The task:
Leaving out the pictures, retype all the material exactly.

☆ ☆ ☆

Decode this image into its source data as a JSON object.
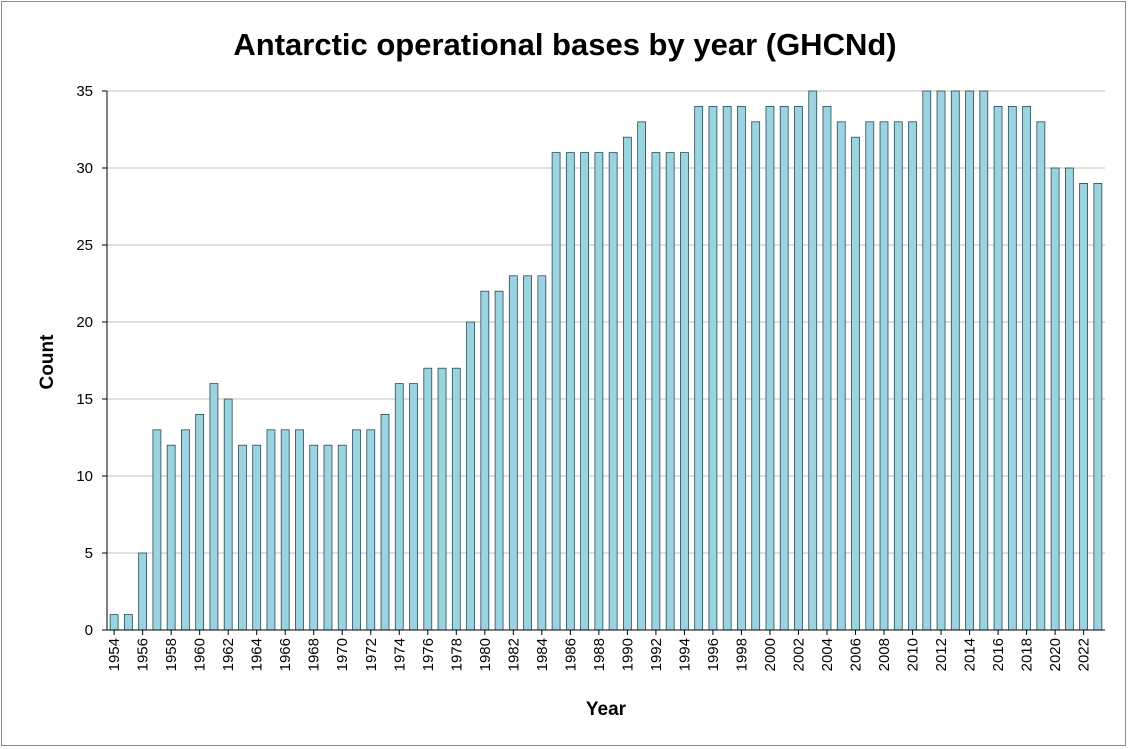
{
  "chart_data": {
    "type": "bar",
    "title": "Antarctic operational bases by year (GHCNd)",
    "xlabel": "Year",
    "ylabel": "Count",
    "ylim": [
      0,
      35
    ],
    "ytick_step": 5,
    "grid": true,
    "bar_color": "#9dd3df",
    "bar_edge_color": "#1f4e5a",
    "categories": [
      "1954",
      "1955",
      "1956",
      "1957",
      "1958",
      "1959",
      "1960",
      "1961",
      "1962",
      "1963",
      "1964",
      "1965",
      "1966",
      "1967",
      "1968",
      "1969",
      "1970",
      "1971",
      "1972",
      "1973",
      "1974",
      "1975",
      "1976",
      "1977",
      "1978",
      "1979",
      "1980",
      "1981",
      "1982",
      "1983",
      "1984",
      "1985",
      "1986",
      "1987",
      "1988",
      "1989",
      "1990",
      "1991",
      "1992",
      "1993",
      "1994",
      "1995",
      "1996",
      "1997",
      "1998",
      "1999",
      "2000",
      "2001",
      "2002",
      "2003",
      "2004",
      "2005",
      "2006",
      "2007",
      "2008",
      "2009",
      "2010",
      "2011",
      "2012",
      "2013",
      "2014",
      "2015",
      "2016",
      "2017",
      "2018",
      "2019",
      "2020",
      "2021",
      "2022",
      "2023"
    ],
    "x_tick_labels": [
      "1954",
      "1956",
      "1958",
      "1960",
      "1962",
      "1964",
      "1966",
      "1968",
      "1970",
      "1972",
      "1974",
      "1976",
      "1978",
      "1980",
      "1982",
      "1984",
      "1986",
      "1988",
      "1990",
      "1992",
      "1994",
      "1996",
      "1998",
      "2000",
      "2002",
      "2004",
      "2006",
      "2008",
      "2010",
      "2012",
      "2014",
      "2016",
      "2018",
      "2020",
      "2022"
    ],
    "values": [
      1,
      1,
      5,
      13,
      12,
      13,
      14,
      16,
      15,
      12,
      12,
      13,
      13,
      13,
      12,
      12,
      12,
      13,
      13,
      14,
      16,
      16,
      17,
      17,
      17,
      20,
      22,
      22,
      23,
      23,
      23,
      31,
      31,
      31,
      31,
      31,
      32,
      33,
      31,
      31,
      31,
      34,
      34,
      34,
      34,
      33,
      34,
      34,
      34,
      35,
      34,
      33,
      32,
      33,
      33,
      33,
      33,
      35,
      35,
      35,
      35,
      35,
      34,
      34,
      34,
      33,
      30,
      30,
      29,
      29
    ]
  }
}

☆ ☆ ☆

Written response:
Decode this image into its source data as a JSON object.
{
  "chart_data": {
    "type": "bar",
    "title": "Antarctic operational bases by year (GHCNd)",
    "xlabel": "Year",
    "ylabel": "Count",
    "ylim": [
      0,
      35
    ],
    "ytick_step": 5,
    "grid": true,
    "bar_color": "#9dd3df",
    "bar_edge_color": "#1f4e5a",
    "categories": [
      "1954",
      "1955",
      "1956",
      "1957",
      "1958",
      "1959",
      "1960",
      "1961",
      "1962",
      "1963",
      "1964",
      "1965",
      "1966",
      "1967",
      "1968",
      "1969",
      "1970",
      "1971",
      "1972",
      "1973",
      "1974",
      "1975",
      "1976",
      "1977",
      "1978",
      "1979",
      "1980",
      "1981",
      "1982",
      "1983",
      "1984",
      "1985",
      "1986",
      "1987",
      "1988",
      "1989",
      "1990",
      "1991",
      "1992",
      "1993",
      "1994",
      "1995",
      "1996",
      "1997",
      "1998",
      "1999",
      "2000",
      "2001",
      "2002",
      "2003",
      "2004",
      "2005",
      "2006",
      "2007",
      "2008",
      "2009",
      "2010",
      "2011",
      "2012",
      "2013",
      "2014",
      "2015",
      "2016",
      "2017",
      "2018",
      "2019",
      "2020",
      "2021",
      "2022",
      "2023"
    ],
    "x_tick_labels": [
      "1954",
      "1956",
      "1958",
      "1960",
      "1962",
      "1964",
      "1966",
      "1968",
      "1970",
      "1972",
      "1974",
      "1976",
      "1978",
      "1980",
      "1982",
      "1984",
      "1986",
      "1988",
      "1990",
      "1992",
      "1994",
      "1996",
      "1998",
      "2000",
      "2002",
      "2004",
      "2006",
      "2008",
      "2010",
      "2012",
      "2014",
      "2016",
      "2018",
      "2020",
      "2022"
    ],
    "values": [
      1,
      1,
      5,
      13,
      12,
      13,
      14,
      16,
      15,
      12,
      12,
      13,
      13,
      13,
      12,
      12,
      12,
      13,
      13,
      14,
      16,
      16,
      17,
      17,
      17,
      20,
      22,
      22,
      23,
      23,
      23,
      31,
      31,
      31,
      31,
      31,
      32,
      33,
      31,
      31,
      31,
      34,
      34,
      34,
      34,
      33,
      34,
      34,
      34,
      35,
      34,
      33,
      32,
      33,
      33,
      33,
      33,
      35,
      35,
      35,
      35,
      35,
      34,
      34,
      34,
      33,
      30,
      30,
      29,
      29
    ]
  }
}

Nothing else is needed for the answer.